- **WHAT THE TASK ASKS**
Without the pictures, write out all the lines below exactly as they appear.

--------------------------------------------------

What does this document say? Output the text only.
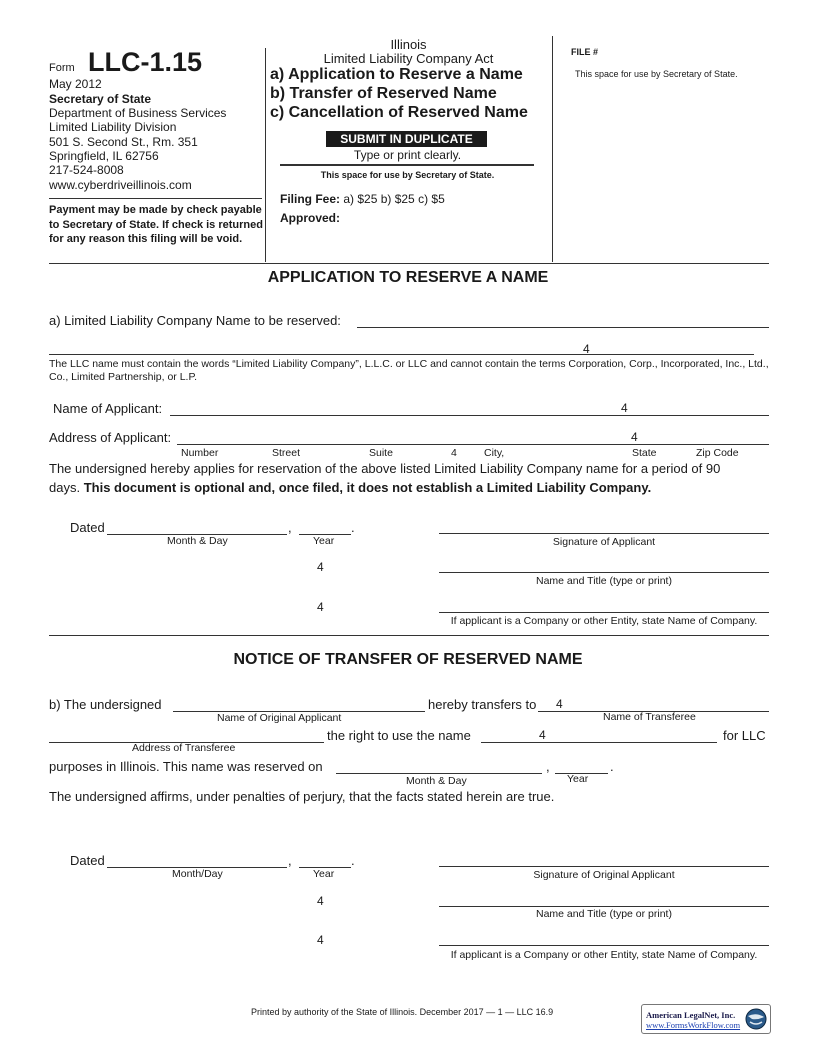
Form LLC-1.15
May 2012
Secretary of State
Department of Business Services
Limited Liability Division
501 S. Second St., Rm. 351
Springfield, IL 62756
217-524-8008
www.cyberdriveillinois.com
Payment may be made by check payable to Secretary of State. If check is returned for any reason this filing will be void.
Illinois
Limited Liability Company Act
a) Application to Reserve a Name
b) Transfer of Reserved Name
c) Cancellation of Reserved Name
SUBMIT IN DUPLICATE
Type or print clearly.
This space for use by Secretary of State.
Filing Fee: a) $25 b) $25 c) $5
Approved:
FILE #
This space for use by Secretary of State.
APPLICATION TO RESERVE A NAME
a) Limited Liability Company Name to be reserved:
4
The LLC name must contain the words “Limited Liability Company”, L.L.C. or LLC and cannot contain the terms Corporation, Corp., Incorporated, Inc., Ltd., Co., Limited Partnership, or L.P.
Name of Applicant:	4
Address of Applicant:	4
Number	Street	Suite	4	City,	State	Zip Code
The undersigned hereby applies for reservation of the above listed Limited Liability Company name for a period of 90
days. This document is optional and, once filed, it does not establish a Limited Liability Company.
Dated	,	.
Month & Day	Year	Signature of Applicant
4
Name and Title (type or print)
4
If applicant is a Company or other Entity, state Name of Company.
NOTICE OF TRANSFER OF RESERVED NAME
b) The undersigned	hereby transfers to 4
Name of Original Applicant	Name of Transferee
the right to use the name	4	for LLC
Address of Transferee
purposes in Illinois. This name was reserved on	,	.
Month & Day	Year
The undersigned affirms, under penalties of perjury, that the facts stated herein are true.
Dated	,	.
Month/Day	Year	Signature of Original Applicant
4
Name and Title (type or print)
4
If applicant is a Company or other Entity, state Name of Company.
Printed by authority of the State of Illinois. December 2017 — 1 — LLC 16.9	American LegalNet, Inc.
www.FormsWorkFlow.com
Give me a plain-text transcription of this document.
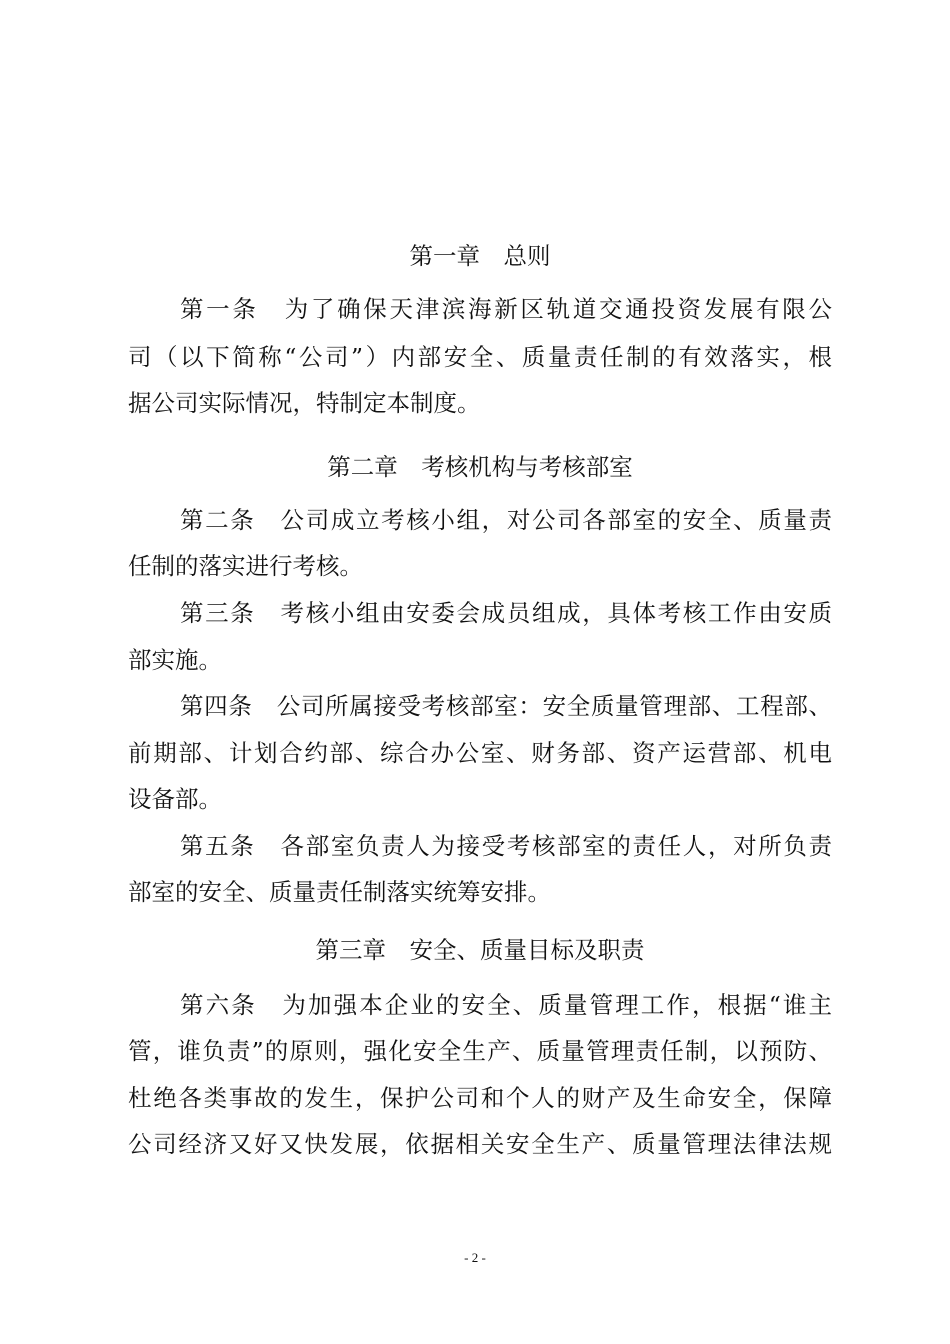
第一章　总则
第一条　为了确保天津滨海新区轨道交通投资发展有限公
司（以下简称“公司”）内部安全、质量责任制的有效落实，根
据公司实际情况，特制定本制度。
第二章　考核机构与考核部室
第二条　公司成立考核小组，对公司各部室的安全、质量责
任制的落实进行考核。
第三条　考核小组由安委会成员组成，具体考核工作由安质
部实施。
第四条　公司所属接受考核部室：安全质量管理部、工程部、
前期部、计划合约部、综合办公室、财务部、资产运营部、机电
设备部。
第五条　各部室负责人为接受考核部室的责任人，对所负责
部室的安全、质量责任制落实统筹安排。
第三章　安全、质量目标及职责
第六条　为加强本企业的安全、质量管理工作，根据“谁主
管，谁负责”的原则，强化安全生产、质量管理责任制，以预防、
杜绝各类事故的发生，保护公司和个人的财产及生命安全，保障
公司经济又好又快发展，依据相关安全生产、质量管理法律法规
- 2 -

--------------------------------------------------

- **RESPONSE BELOW**
What does this document say? Output the text only.
Form LLC-1.15
May 2012
Secretary of State
Department of Business Services
Limited Liability Division
501 S. Second St., Rm. 351
Springfield, IL 62756
217-524-8008
www.cyberdriveillinois.com
Payment may be made by check payable to Secretary of State. If check is returned for any reason this filing will be void.
Illinois
Limited Liability Company Act
a) Application to Reserve a Name
b) Transfer of Reserved Name
c) Cancellation of Reserved Name
SUBMIT IN DUPLICATE
Type or print clearly.
This space for use by Secretary of State.
Filing Fee: a) $25 b) $25 c) $5
Approved:
FILE #
This space for use by Secretary of State.
APPLICATION TO RESERVE A NAME
a) Limited Liability Company Name to be reserved:
4
The LLC name must contain the words “Limited Liability Company”, L.L.C. or LLC and cannot contain the terms Corporation, Corp., Incorporated, Inc., Ltd., Co., Limited Partnership, or L.P.
Name of Applicant:	4
Address of Applicant:	4
Number	Street	Suite	4	City,	State	Zip Code
The undersigned hereby applies for reservation of the above listed Limited Liability Company name for a period of 90
days. This document is optional and, once filed, it does not establish a Limited Liability Company.
Dated	,	.
Month & Day	Year	Signature of Applicant
4
Name and Title (type or print)
4
If applicant is a Company or other Entity, state Name of Company.
NOTICE OF TRANSFER OF RESERVED NAME
b) The undersigned	hereby transfers to 4
Name of Original Applicant	Name of Transferee
the right to use the name	4	for LLC
Address of Transferee
purposes in Illinois. This name was reserved on	,	.
Month & Day	Year
The undersigned affirms, under penalties of perjury, that the facts stated herein are true.
Dated	,	.
Month/Day	Year	Signature of Original Applicant
4
Name and Title (type or print)
4
If applicant is a Company or other Entity, state Name of Company.
Printed by authority of the State of Illinois. December 2017 — 1 — LLC 16.9	American LegalNet, Inc.
www.FormsWorkFlow.com
Give me a plain-text transcription of this document.
第一章　总则
第一条　为了确保天津滨海新区轨道交通投资发展有限公
司（以下简称“公司”）内部安全、质量责任制的有效落实，根
据公司实际情况，特制定本制度。
第二章　考核机构与考核部室
第二条　公司成立考核小组，对公司各部室的安全、质量责
任制的落实进行考核。
第三条　考核小组由安委会成员组成，具体考核工作由安质
部实施。
第四条　公司所属接受考核部室：安全质量管理部、工程部、
前期部、计划合约部、综合办公室、财务部、资产运营部、机电
设备部。
第五条　各部室负责人为接受考核部室的责任人，对所负责
部室的安全、质量责任制落实统筹安排。
第三章　安全、质量目标及职责
第六条　为加强本企业的安全、质量管理工作，根据“谁主
管，谁负责”的原则，强化安全生产、质量管理责任制，以预防、
杜绝各类事故的发生，保护公司和个人的财产及生命安全，保障
公司经济又好又快发展，依据相关安全生产、质量管理法律法规
- 2 -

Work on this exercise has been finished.